Saved entries

•••

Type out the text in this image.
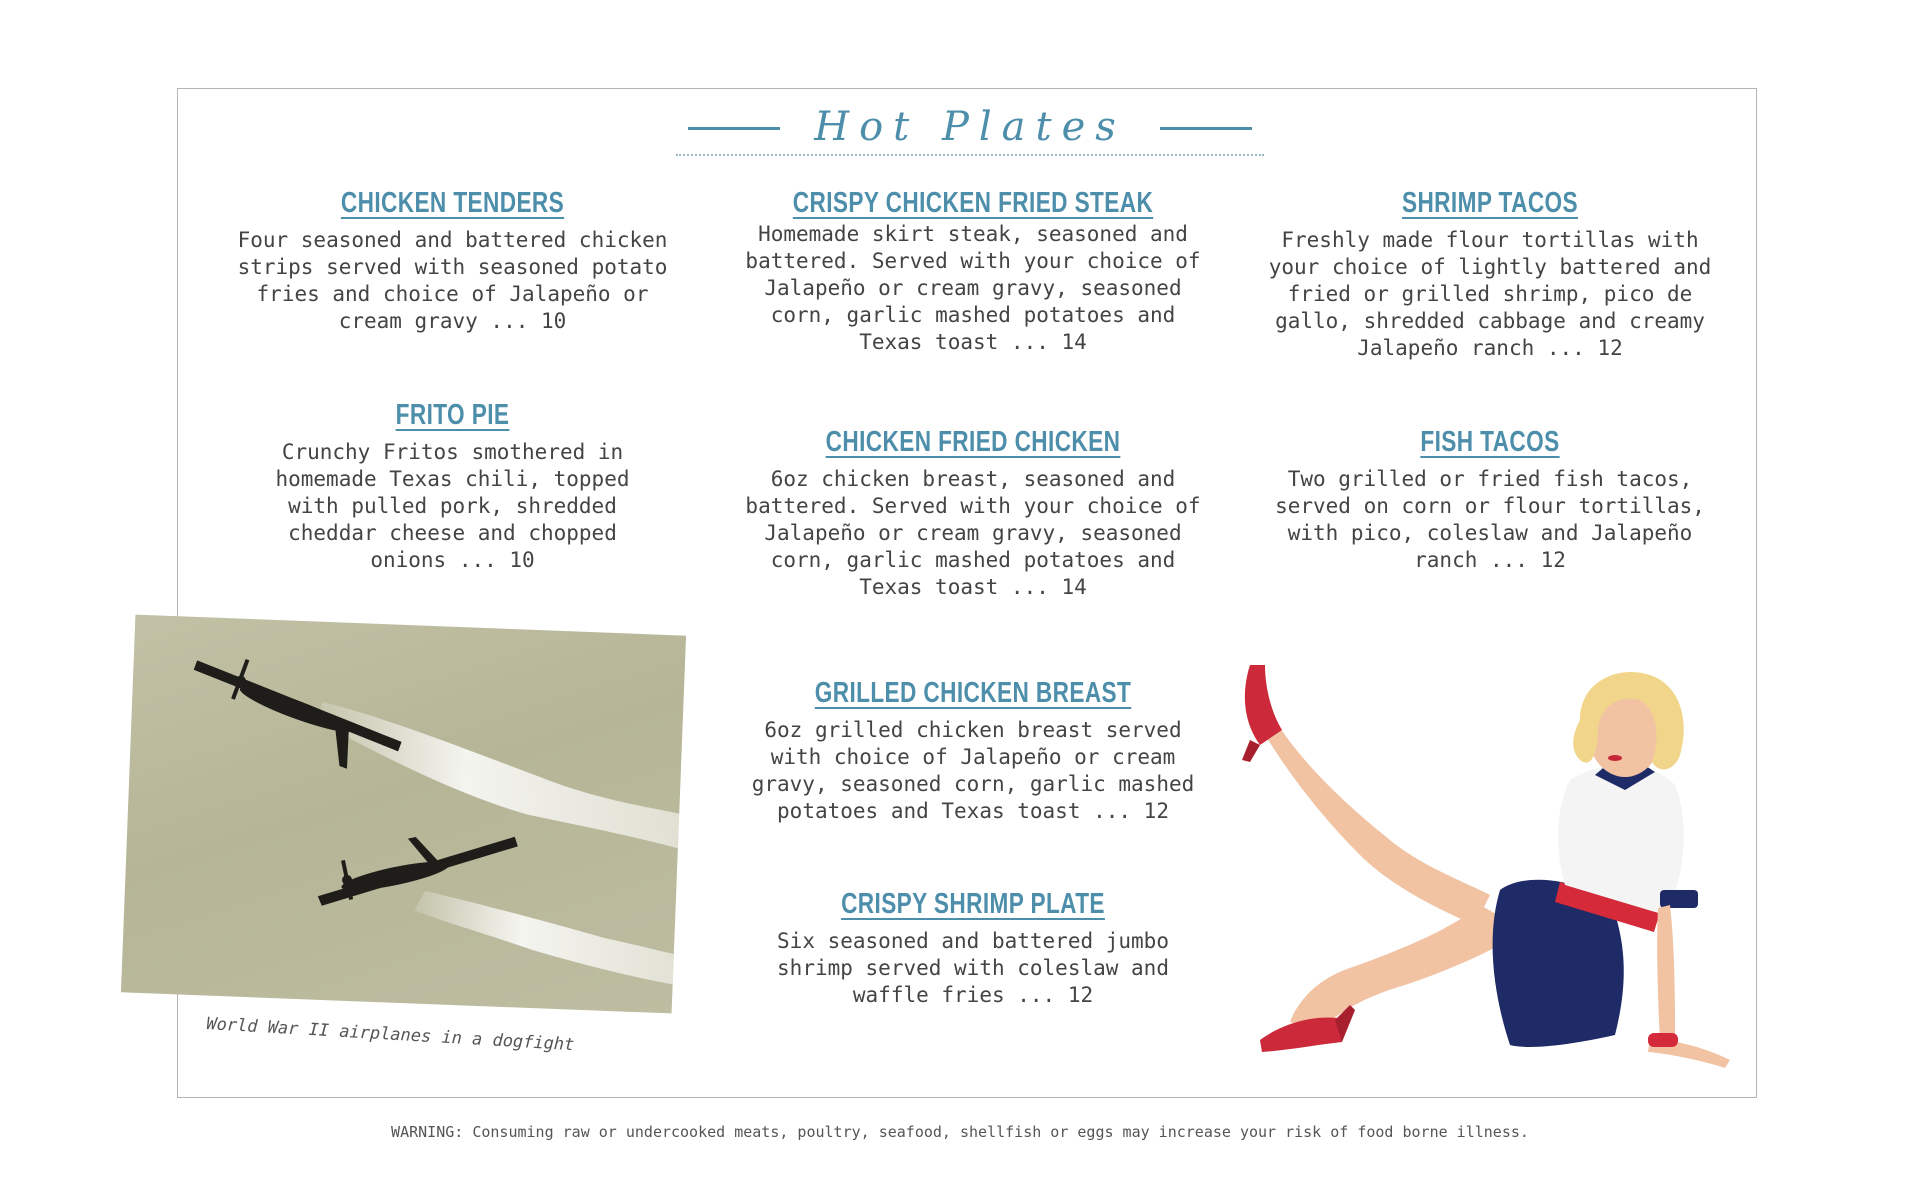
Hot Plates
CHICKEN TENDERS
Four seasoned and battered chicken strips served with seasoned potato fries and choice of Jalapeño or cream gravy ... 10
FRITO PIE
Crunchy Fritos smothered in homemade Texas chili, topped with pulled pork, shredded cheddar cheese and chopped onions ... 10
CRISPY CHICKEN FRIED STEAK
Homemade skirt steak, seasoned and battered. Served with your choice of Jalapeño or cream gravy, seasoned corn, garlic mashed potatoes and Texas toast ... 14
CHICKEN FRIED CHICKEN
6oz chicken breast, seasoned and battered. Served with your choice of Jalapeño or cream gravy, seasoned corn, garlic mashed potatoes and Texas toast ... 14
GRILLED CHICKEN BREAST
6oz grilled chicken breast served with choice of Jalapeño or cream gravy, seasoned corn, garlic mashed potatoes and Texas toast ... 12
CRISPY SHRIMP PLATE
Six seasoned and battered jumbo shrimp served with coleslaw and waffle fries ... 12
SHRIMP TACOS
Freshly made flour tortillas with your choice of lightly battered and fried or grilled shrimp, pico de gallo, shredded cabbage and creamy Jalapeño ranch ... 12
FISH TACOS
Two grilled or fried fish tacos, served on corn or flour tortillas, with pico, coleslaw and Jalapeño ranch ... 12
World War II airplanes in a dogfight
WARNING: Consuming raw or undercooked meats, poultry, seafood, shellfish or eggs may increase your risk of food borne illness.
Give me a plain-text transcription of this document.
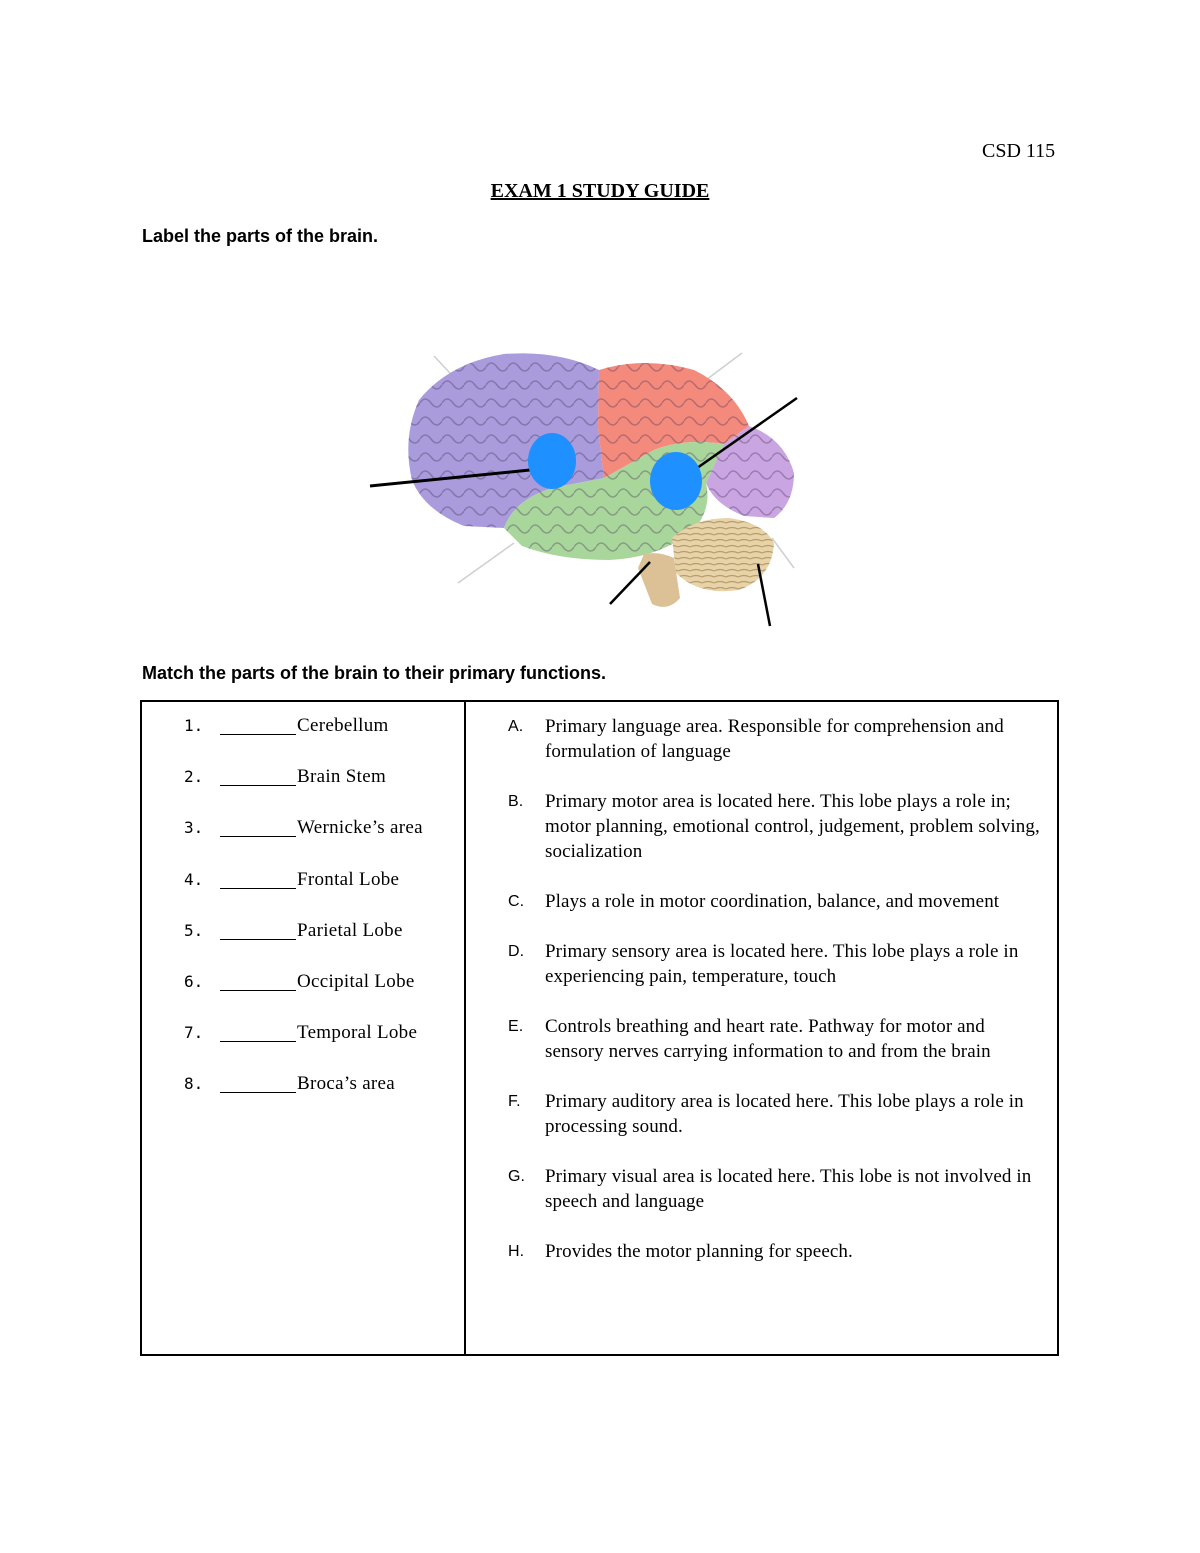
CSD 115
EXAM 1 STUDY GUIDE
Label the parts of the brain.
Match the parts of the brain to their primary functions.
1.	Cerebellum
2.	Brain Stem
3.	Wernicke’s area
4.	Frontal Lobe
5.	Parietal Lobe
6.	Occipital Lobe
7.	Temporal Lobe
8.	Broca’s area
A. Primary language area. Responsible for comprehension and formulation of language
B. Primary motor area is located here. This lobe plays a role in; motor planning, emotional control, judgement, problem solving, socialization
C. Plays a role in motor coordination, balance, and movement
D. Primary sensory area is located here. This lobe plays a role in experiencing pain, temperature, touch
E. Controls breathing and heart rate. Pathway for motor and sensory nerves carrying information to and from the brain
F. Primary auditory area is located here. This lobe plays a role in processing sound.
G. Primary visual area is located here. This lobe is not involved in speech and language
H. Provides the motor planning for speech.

•••

From the listing, extract all text exactly as given and drop any picture.

Response below:
Type out the text in this image.
Hot Plates
CHICKEN TENDERS
Four seasoned and battered chicken strips served with seasoned potato fries and choice of Jalapeño or cream gravy ... 10
FRITO PIE
Crunchy Fritos smothered in homemade Texas chili, topped with pulled pork, shredded cheddar cheese and chopped onions ... 10
CRISPY CHICKEN FRIED STEAK
Homemade skirt steak, seasoned and battered. Served with your choice of Jalapeño or cream gravy, seasoned corn, garlic mashed potatoes and Texas toast ... 14
CHICKEN FRIED CHICKEN
6oz chicken breast, seasoned and battered. Served with your choice of Jalapeño or cream gravy, seasoned corn, garlic mashed potatoes and Texas toast ... 14
GRILLED CHICKEN BREAST
6oz grilled chicken breast served with choice of Jalapeño or cream gravy, seasoned corn, garlic mashed potatoes and Texas toast ... 12
CRISPY SHRIMP PLATE
Six seasoned and battered jumbo shrimp served with coleslaw and waffle fries ... 12
SHRIMP TACOS
Freshly made flour tortillas with your choice of lightly battered and fried or grilled shrimp, pico de gallo, shredded cabbage and creamy Jalapeño ranch ... 12
FISH TACOS
Two grilled or fried fish tacos, served on corn or flour tortillas, with pico, coleslaw and Jalapeño ranch ... 12
World War II airplanes in a dogfight
WARNING: Consuming raw or undercooked meats, poultry, seafood, shellfish or eggs may increase your risk of food borne illness.
Give me a plain-text transcription of this document.
CSD 115
EXAM 1 STUDY GUIDE
Label the parts of the brain.
Match the parts of the brain to their primary functions.
1.	Cerebellum
2.	Brain Stem
3.	Wernicke’s area
4.	Frontal Lobe
5.	Parietal Lobe
6.	Occipital Lobe
7.	Temporal Lobe
8.	Broca’s area
A. Primary language area. Responsible for comprehension and formulation of language
B. Primary motor area is located here. This lobe plays a role in; motor planning, emotional control, judgement, problem solving, socialization
C. Plays a role in motor coordination, balance, and movement
D. Primary sensory area is located here. This lobe plays a role in experiencing pain, temperature, touch
E. Controls breathing and heart rate. Pathway for motor and sensory nerves carrying information to and from the brain
F. Primary auditory area is located here. This lobe plays a role in processing sound.
G. Primary visual area is located here. This lobe is not involved in speech and language
H. Provides the motor planning for speech.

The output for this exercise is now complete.